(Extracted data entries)
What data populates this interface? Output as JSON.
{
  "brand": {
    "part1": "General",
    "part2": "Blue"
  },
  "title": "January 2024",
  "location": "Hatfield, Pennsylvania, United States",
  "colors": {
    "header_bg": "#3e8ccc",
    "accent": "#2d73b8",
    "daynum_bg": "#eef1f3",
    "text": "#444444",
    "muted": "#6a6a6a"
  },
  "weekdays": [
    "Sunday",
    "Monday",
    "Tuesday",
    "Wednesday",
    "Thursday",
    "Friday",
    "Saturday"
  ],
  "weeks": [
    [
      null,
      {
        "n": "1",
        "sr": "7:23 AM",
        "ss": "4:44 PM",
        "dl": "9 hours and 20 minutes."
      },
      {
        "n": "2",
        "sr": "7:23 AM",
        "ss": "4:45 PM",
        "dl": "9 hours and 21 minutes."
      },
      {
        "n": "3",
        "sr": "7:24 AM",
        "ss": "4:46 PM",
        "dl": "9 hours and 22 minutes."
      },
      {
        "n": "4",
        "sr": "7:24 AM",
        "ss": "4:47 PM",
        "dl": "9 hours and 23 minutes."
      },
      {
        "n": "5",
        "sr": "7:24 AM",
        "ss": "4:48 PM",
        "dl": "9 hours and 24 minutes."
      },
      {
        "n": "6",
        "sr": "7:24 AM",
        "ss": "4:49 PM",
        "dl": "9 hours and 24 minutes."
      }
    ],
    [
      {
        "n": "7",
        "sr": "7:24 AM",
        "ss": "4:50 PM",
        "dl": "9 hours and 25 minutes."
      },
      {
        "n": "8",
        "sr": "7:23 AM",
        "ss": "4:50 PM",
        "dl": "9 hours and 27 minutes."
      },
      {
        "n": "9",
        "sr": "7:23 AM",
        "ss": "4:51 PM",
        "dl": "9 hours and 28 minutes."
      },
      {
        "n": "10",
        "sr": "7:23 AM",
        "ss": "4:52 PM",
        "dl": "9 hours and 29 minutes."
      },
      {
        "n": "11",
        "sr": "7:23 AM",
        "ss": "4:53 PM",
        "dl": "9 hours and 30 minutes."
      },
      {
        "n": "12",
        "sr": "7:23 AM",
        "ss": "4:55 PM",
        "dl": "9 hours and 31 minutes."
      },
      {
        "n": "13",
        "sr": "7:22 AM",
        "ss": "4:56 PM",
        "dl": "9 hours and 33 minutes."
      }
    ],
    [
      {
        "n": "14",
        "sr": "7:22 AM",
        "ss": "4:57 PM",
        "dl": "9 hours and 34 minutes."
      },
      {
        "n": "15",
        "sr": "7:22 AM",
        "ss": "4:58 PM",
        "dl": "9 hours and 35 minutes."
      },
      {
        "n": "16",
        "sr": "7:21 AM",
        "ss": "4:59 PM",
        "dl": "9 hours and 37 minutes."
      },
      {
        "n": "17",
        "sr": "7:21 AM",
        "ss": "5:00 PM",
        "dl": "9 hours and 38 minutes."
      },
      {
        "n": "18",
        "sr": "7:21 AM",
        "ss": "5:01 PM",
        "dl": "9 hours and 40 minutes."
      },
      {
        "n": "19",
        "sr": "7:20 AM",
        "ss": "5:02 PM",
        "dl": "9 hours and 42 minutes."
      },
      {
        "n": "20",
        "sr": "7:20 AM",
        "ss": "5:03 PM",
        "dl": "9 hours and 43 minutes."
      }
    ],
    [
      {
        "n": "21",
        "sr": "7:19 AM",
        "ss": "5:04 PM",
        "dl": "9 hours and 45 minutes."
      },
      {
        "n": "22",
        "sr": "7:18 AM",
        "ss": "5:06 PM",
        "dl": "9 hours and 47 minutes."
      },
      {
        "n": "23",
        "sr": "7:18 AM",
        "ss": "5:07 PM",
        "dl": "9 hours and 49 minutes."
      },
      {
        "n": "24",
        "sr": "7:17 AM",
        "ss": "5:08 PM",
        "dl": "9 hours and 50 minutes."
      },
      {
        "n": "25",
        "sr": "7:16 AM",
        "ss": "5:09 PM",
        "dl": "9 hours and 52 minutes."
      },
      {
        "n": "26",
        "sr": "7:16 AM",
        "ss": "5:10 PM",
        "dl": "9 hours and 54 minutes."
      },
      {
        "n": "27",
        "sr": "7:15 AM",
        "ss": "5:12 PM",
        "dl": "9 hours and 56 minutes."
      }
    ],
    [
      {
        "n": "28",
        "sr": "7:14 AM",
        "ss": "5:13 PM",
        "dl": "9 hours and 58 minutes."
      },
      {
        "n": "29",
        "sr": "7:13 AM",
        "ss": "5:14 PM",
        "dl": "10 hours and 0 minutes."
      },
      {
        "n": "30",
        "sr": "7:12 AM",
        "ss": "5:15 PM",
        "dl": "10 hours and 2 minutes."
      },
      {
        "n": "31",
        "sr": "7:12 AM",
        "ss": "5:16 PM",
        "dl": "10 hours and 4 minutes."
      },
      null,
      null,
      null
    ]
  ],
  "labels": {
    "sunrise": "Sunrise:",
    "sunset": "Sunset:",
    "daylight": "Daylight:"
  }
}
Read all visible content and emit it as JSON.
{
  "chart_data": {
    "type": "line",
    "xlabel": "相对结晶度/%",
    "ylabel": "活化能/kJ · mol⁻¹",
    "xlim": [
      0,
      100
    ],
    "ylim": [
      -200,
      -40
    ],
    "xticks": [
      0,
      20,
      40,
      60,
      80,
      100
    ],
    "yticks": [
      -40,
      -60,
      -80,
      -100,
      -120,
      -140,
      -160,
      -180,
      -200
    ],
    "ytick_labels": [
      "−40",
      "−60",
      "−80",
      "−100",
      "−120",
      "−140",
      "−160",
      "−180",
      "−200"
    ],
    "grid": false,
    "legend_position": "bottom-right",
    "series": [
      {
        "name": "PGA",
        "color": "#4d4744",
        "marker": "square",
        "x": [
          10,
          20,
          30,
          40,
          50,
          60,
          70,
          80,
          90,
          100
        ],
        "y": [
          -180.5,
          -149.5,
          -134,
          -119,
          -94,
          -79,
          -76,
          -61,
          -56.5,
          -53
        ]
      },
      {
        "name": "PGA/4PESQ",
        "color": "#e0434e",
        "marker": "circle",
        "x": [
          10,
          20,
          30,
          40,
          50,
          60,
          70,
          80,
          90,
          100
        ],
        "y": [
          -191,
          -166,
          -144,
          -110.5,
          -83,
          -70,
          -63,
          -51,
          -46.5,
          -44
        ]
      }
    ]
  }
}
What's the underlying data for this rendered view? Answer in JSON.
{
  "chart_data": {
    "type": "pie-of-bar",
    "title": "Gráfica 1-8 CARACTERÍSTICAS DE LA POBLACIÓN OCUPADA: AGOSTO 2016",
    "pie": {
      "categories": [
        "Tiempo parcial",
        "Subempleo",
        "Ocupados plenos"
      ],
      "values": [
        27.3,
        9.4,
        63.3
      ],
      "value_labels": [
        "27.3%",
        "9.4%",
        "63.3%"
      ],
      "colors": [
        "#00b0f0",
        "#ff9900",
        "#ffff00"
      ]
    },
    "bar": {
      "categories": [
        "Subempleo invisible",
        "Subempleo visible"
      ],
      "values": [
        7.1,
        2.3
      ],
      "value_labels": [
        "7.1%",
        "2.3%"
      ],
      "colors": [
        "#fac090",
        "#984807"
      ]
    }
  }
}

WHAT IS REQUIRED
Write out the entire listing exactly.

WRITTEN RESPONSE
What data populates this interface? Output as JSON.
{
  "brand": {
    "part1": "General",
    "part2": "Blue"
  },
  "title": "January 2024",
  "location": "Hatfield, Pennsylvania, United States",
  "colors": {
    "header_bg": "#3e8ccc",
    "accent": "#2d73b8",
    "daynum_bg": "#eef1f3",
    "text": "#444444",
    "muted": "#6a6a6a"
  },
  "weekdays": [
    "Sunday",
    "Monday",
    "Tuesday",
    "Wednesday",
    "Thursday",
    "Friday",
    "Saturday"
  ],
  "weeks": [
    [
      null,
      {
        "n": "1",
        "sr": "7:23 AM",
        "ss": "4:44 PM",
        "dl": "9 hours and 20 minutes."
      },
      {
        "n": "2",
        "sr": "7:23 AM",
        "ss": "4:45 PM",
        "dl": "9 hours and 21 minutes."
      },
      {
        "n": "3",
        "sr": "7:24 AM",
        "ss": "4:46 PM",
        "dl": "9 hours and 22 minutes."
      },
      {
        "n": "4",
        "sr": "7:24 AM",
        "ss": "4:47 PM",
        "dl": "9 hours and 23 minutes."
      },
      {
        "n": "5",
        "sr": "7:24 AM",
        "ss": "4:48 PM",
        "dl": "9 hours and 24 minutes."
      },
      {
        "n": "6",
        "sr": "7:24 AM",
        "ss": "4:49 PM",
        "dl": "9 hours and 24 minutes."
      }
    ],
    [
      {
        "n": "7",
        "sr": "7:24 AM",
        "ss": "4:50 PM",
        "dl": "9 hours and 25 minutes."
      },
      {
        "n": "8",
        "sr": "7:23 AM",
        "ss": "4:50 PM",
        "dl": "9 hours and 27 minutes."
      },
      {
        "n": "9",
        "sr": "7:23 AM",
        "ss": "4:51 PM",
        "dl": "9 hours and 28 minutes."
      },
      {
        "n": "10",
        "sr": "7:23 AM",
        "ss": "4:52 PM",
        "dl": "9 hours and 29 minutes."
      },
      {
        "n": "11",
        "sr": "7:23 AM",
        "ss": "4:53 PM",
        "dl": "9 hours and 30 minutes."
      },
      {
        "n": "12",
        "sr": "7:23 AM",
        "ss": "4:55 PM",
        "dl": "9 hours and 31 minutes."
      },
      {
        "n": "13",
        "sr": "7:22 AM",
        "ss": "4:56 PM",
        "dl": "9 hours and 33 minutes."
      }
    ],
    [
      {
        "n": "14",
        "sr": "7:22 AM",
        "ss": "4:57 PM",
        "dl": "9 hours and 34 minutes."
      },
      {
        "n": "15",
        "sr": "7:22 AM",
        "ss": "4:58 PM",
        "dl": "9 hours and 35 minutes."
      },
      {
        "n": "16",
        "sr": "7:21 AM",
        "ss": "4:59 PM",
        "dl": "9 hours and 37 minutes."
      },
      {
        "n": "17",
        "sr": "7:21 AM",
        "ss": "5:00 PM",
        "dl": "9 hours and 38 minutes."
      },
      {
        "n": "18",
        "sr": "7:21 AM",
        "ss": "5:01 PM",
        "dl": "9 hours and 40 minutes."
      },
      {
        "n": "19",
        "sr": "7:20 AM",
        "ss": "5:02 PM",
        "dl": "9 hours and 42 minutes."
      },
      {
        "n": "20",
        "sr": "7:20 AM",
        "ss": "5:03 PM",
        "dl": "9 hours and 43 minutes."
      }
    ],
    [
      {
        "n": "21",
        "sr": "7:19 AM",
        "ss": "5:04 PM",
        "dl": "9 hours and 45 minutes."
      },
      {
        "n": "22",
        "sr": "7:18 AM",
        "ss": "5:06 PM",
        "dl": "9 hours and 47 minutes."
      },
      {
        "n": "23",
        "sr": "7:18 AM",
        "ss": "5:07 PM",
        "dl": "9 hours and 49 minutes."
      },
      {
        "n": "24",
        "sr": "7:17 AM",
        "ss": "5:08 PM",
        "dl": "9 hours and 50 minutes."
      },
      {
        "n": "25",
        "sr": "7:16 AM",
        "ss": "5:09 PM",
        "dl": "9 hours and 52 minutes."
      },
      {
        "n": "26",
        "sr": "7:16 AM",
        "ss": "5:10 PM",
        "dl": "9 hours and 54 minutes."
      },
      {
        "n": "27",
        "sr": "7:15 AM",
        "ss": "5:12 PM",
        "dl": "9 hours and 56 minutes."
      }
    ],
    [
      {
        "n": "28",
        "sr": "7:14 AM",
        "ss": "5:13 PM",
        "dl": "9 hours and 58 minutes."
      },
      {
        "n": "29",
        "sr": "7:13 AM",
        "ss": "5:14 PM",
        "dl": "10 hours and 0 minutes."
      },
      {
        "n": "30",
        "sr": "7:12 AM",
        "ss": "5:15 PM",
        "dl": "10 hours and 2 minutes."
      },
      {
        "n": "31",
        "sr": "7:12 AM",
        "ss": "5:16 PM",
        "dl": "10 hours and 4 minutes."
      },
      null,
      null,
      null
    ]
  ],
  "labels": {
    "sunrise": "Sunrise:",
    "sunset": "Sunset:",
    "daylight": "Daylight:"
  }
}
Read all visible content and emit it as JSON.
{
  "chart_data": {
    "type": "line",
    "xlabel": "相对结晶度/%",
    "ylabel": "活化能/kJ · mol⁻¹",
    "xlim": [
      0,
      100
    ],
    "ylim": [
      -200,
      -40
    ],
    "xticks": [
      0,
      20,
      40,
      60,
      80,
      100
    ],
    "yticks": [
      -40,
      -60,
      -80,
      -100,
      -120,
      -140,
      -160,
      -180,
      -200
    ],
    "ytick_labels": [
      "−40",
      "−60",
      "−80",
      "−100",
      "−120",
      "−140",
      "−160",
      "−180",
      "−200"
    ],
    "grid": false,
    "legend_position": "bottom-right",
    "series": [
      {
        "name": "PGA",
        "color": "#4d4744",
        "marker": "square",
        "x": [
          10,
          20,
          30,
          40,
          50,
          60,
          70,
          80,
          90,
          100
        ],
        "y": [
          -180.5,
          -149.5,
          -134,
          -119,
          -94,
          -79,
          -76,
          -61,
          -56.5,
          -53
        ]
      },
      {
        "name": "PGA/4PESQ",
        "color": "#e0434e",
        "marker": "circle",
        "x": [
          10,
          20,
          30,
          40,
          50,
          60,
          70,
          80,
          90,
          100
        ],
        "y": [
          -191,
          -166,
          -144,
          -110.5,
          -83,
          -70,
          -63,
          -51,
          -46.5,
          -44
        ]
      }
    ]
  }
}
What's the underlying data for this rendered view? Answer in JSON.
{
  "chart_data": {
    "type": "pie-of-bar",
    "title": "Gráfica 1-8 CARACTERÍSTICAS DE LA POBLACIÓN OCUPADA: AGOSTO 2016",
    "pie": {
      "categories": [
        "Tiempo parcial",
        "Subempleo",
        "Ocupados plenos"
      ],
      "values": [
        27.3,
        9.4,
        63.3
      ],
      "value_labels": [
        "27.3%",
        "9.4%",
        "63.3%"
      ],
      "colors": [
        "#00b0f0",
        "#ff9900",
        "#ffff00"
      ]
    },
    "bar": {
      "categories": [
        "Subempleo invisible",
        "Subempleo visible"
      ],
      "values": [
        7.1,
        2.3
      ],
      "value_labels": [
        "7.1%",
        "2.3%"
      ],
      "colors": [
        "#fac090",
        "#984807"
      ]
    }
  }
}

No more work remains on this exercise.